Dataset items:
##############################
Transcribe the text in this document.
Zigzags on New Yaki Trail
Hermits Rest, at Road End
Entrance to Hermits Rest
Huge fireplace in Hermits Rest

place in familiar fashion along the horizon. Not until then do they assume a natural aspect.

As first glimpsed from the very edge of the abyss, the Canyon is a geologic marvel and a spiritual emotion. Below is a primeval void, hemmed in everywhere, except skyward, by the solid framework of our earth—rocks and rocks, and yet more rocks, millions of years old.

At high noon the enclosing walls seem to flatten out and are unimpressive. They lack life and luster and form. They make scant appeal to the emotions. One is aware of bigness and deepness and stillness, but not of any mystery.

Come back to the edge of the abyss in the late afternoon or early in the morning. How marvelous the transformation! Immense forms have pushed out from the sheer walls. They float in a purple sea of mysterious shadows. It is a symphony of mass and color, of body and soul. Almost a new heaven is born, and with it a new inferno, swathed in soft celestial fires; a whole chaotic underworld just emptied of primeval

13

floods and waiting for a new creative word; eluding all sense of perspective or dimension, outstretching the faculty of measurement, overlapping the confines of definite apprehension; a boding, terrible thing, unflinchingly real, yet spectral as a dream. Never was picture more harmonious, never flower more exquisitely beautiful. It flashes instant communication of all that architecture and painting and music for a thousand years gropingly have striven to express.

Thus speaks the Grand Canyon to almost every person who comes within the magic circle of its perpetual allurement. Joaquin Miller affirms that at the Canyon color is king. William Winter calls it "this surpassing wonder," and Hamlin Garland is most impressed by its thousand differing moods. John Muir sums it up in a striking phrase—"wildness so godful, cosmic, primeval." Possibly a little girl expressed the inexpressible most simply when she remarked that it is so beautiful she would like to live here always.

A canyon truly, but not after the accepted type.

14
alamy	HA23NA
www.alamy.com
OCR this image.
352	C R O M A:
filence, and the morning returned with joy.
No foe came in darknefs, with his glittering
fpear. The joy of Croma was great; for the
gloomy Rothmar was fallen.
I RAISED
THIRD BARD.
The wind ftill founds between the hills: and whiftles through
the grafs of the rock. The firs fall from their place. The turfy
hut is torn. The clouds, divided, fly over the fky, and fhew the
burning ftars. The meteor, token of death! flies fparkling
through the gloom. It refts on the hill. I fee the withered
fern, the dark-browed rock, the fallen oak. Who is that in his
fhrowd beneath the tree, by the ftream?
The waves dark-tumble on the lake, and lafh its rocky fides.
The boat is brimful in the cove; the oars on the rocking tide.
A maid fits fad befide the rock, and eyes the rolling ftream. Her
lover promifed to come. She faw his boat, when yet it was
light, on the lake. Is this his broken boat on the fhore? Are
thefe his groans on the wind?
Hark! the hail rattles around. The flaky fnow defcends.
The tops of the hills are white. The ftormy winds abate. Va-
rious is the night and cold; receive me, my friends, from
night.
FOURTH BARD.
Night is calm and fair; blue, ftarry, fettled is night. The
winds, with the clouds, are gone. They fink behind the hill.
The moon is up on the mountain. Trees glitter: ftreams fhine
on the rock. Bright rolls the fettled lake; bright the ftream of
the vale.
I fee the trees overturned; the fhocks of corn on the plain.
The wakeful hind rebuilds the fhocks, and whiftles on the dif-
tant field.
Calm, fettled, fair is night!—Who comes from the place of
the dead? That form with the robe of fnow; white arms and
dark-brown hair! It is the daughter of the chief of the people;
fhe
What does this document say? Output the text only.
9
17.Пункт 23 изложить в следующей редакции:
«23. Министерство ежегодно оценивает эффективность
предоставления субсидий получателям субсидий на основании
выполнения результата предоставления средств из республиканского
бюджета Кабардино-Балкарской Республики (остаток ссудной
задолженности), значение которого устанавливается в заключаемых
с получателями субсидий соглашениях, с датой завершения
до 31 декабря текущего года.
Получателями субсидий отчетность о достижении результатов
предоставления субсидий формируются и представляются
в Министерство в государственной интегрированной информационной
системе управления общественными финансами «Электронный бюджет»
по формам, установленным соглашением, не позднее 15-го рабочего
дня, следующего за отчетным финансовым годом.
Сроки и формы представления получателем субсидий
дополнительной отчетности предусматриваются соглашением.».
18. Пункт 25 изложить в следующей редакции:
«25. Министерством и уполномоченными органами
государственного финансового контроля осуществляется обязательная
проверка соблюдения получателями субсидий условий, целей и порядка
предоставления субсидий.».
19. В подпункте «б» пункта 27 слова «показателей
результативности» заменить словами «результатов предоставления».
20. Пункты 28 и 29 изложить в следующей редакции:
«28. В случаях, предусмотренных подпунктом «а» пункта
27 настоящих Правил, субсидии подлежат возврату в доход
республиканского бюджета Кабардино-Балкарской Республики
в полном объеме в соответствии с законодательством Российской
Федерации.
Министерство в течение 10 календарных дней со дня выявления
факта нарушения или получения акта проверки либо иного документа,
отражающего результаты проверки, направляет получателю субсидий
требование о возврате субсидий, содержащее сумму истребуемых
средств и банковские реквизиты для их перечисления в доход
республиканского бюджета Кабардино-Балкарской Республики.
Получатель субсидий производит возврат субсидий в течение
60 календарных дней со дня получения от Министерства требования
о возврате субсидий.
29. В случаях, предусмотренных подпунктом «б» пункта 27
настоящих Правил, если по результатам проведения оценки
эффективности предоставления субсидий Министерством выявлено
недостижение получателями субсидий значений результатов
##############################
Goal: Gather up the lines containing the word "редакции" from these records and copy them.

Full solution:
17.Пункт 23 изложить в следующей редакции:
18. Пункт 25 изложить в следующей редакции:
20. Пункты 28 и 29 изложить в следующей редакции:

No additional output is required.